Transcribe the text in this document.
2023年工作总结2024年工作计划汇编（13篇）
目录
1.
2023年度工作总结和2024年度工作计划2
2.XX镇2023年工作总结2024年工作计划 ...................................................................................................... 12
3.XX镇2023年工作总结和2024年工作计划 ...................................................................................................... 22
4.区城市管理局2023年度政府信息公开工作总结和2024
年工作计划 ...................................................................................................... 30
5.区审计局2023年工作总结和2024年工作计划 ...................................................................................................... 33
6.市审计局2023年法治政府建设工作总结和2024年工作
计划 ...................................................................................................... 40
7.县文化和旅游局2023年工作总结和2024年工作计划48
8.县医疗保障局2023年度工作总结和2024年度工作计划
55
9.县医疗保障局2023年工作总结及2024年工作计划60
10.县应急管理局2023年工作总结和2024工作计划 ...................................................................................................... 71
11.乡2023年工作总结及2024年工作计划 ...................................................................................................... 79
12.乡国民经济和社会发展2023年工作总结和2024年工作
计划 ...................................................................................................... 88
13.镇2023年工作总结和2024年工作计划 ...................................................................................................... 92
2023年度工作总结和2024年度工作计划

→ DESCRIPTION OF THE TASK: The lines above should be duplicated exactly.

→ WORKED SOLUTION:
Transcribe the text in this document.
2023年工作总结2024年工作计划汇编（13篇）
目录
1.
2023年度工作总结和2024年度工作计划2
2.XX镇2023年工作总结2024年工作计划 ...................................................................................................... 12
3.XX镇2023年工作总结和2024年工作计划 ...................................................................................................... 22
4.区城市管理局2023年度政府信息公开工作总结和2024
年工作计划 ...................................................................................................... 30
5.区审计局2023年工作总结和2024年工作计划 ...................................................................................................... 33
6.市审计局2023年法治政府建设工作总结和2024年工作
计划 ...................................................................................................... 40
7.县文化和旅游局2023年工作总结和2024年工作计划48
8.县医疗保障局2023年度工作总结和2024年度工作计划
55
9.县医疗保障局2023年工作总结及2024年工作计划60
10.县应急管理局2023年工作总结和2024工作计划 ...................................................................................................... 71
11.乡2023年工作总结及2024年工作计划 ...................................................................................................... 79
12.乡国民经济和社会发展2023年工作总结和2024年工作
计划 ...................................................................................................... 88
13.镇2023年工作总结和2024年工作计划 ...................................................................................................... 92
2023年度工作总结和2024年度工作计划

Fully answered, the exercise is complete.